_EXERCISE REQUIREMENTS_
Scan the following material for the string "不经历风雨" and copy each line in which it appears.
--- start SOURCE DATA ---
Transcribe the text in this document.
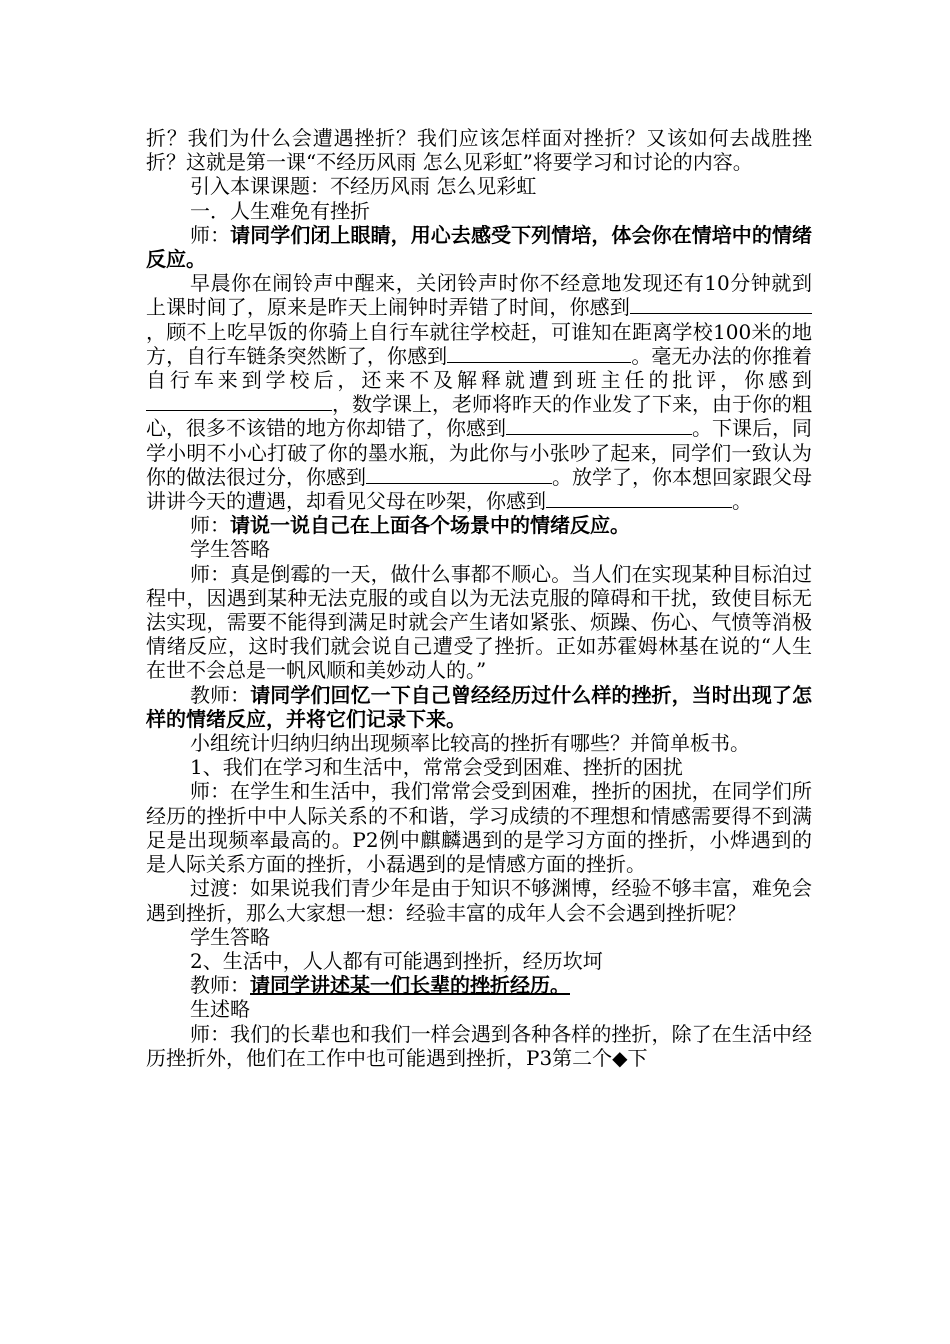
折？我们为什么会遭遇挫折？我们应该怎样面对挫折？又该如何去战胜挫折？这就是第一课“不经历风雨 怎么见彩虹”将要学习和讨论的内容。

引入本课课题：不经历风雨 怎么见彩虹

一．人生难免有挫折

师：请同学们闭上眼睛，用心去感受下列情培，体会你在情培中的情绪反应。

早晨你在闹铃声中醒来，关闭铃声时你不经意地发现还有10分钟就到上课时间了，原来是昨天上闹钟时弄错了时间，你感到，顾不上吃早饭的你骑上自行车就往学校赶，可谁知在距离学校100米的地方，自行车链条突然断了，你感到	。毫无办法的你推着自行车来到学校后，还来不及解释就遭到班主任的批评，你感到，数学课上，老师将昨天的作业发了下来，由于你的粗心，很多不该错的地方你却错了，你感到	。下课后，同学小明不小心打破了你的墨水瓶，为此你与小张吵了起来，同学们一致认为你的做法很过分，你感到	。放学了，你本想回家跟父母讲讲今天的遭遇，却看见父母在吵架，你感到	。

师：请说一说自己在上面各个场景中的情绪反应。

学生答略

师：真是倒霉的一天，做什么事都不顺心。当人们在实现某种目标泊过程中，因遇到某种无法克服的或自以为无法克服的障碍和干扰，致使目标无法实现，需要不能得到满足时就会产生诸如紧张、烦躁、伤心、气愤等消极情绪反应，这时我们就会说自己遭受了挫折。正如苏霍姆林基在说的“人生在世不会总是一帆风顺和美妙动人的。”

教师：请同学们回忆一下自己曾经经历过什么样的挫折，当时出现了怎样的情绪反应，并将它们记录下来。

小组统计归纳归纳出现频率比较高的挫折有哪些？并简单板书。

1、我们在学习和生活中，常常会受到困难、挫折的困扰

师：在学生和生活中，我们常常会受到困难，挫折的困扰，在同学们所经历的挫折中中人际关系的不和谐，学习成绩的不理想和情感需要得不到满足是出现频率最高的。P2例中麒麟遇到的是学习方面的挫折，小烨遇到的是人际关系方面的挫折，小磊遇到的是情感方面的挫折。

过渡：如果说我们青少年是由于知识不够渊博，经验不够丰富，难免会遇到挫折，那么大家想一想：经验丰富的成年人会不会遇到挫折呢？

学生答略

2、生活中，人人都有可能遇到挫折，经历坎坷

教师：请同学讲述某一们长辈的挫折经历。

生述略

师：我们的长辈也和我们一样会遇到各种各样的挫折，除了在生活中经历挫折外，他们在工作中也可能遇到挫折，P3第二个◆下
--- end SOURCE DATA ---
_TASK OUTPUT_
折？我们为什么会遭遇挫折？我们应该怎样面对挫折？又该如何去战胜挫折？这就是第一课“不经历风雨 怎么见彩虹”将要学习和讨论的内容。
引入本课课题：不经历风雨 怎么见彩虹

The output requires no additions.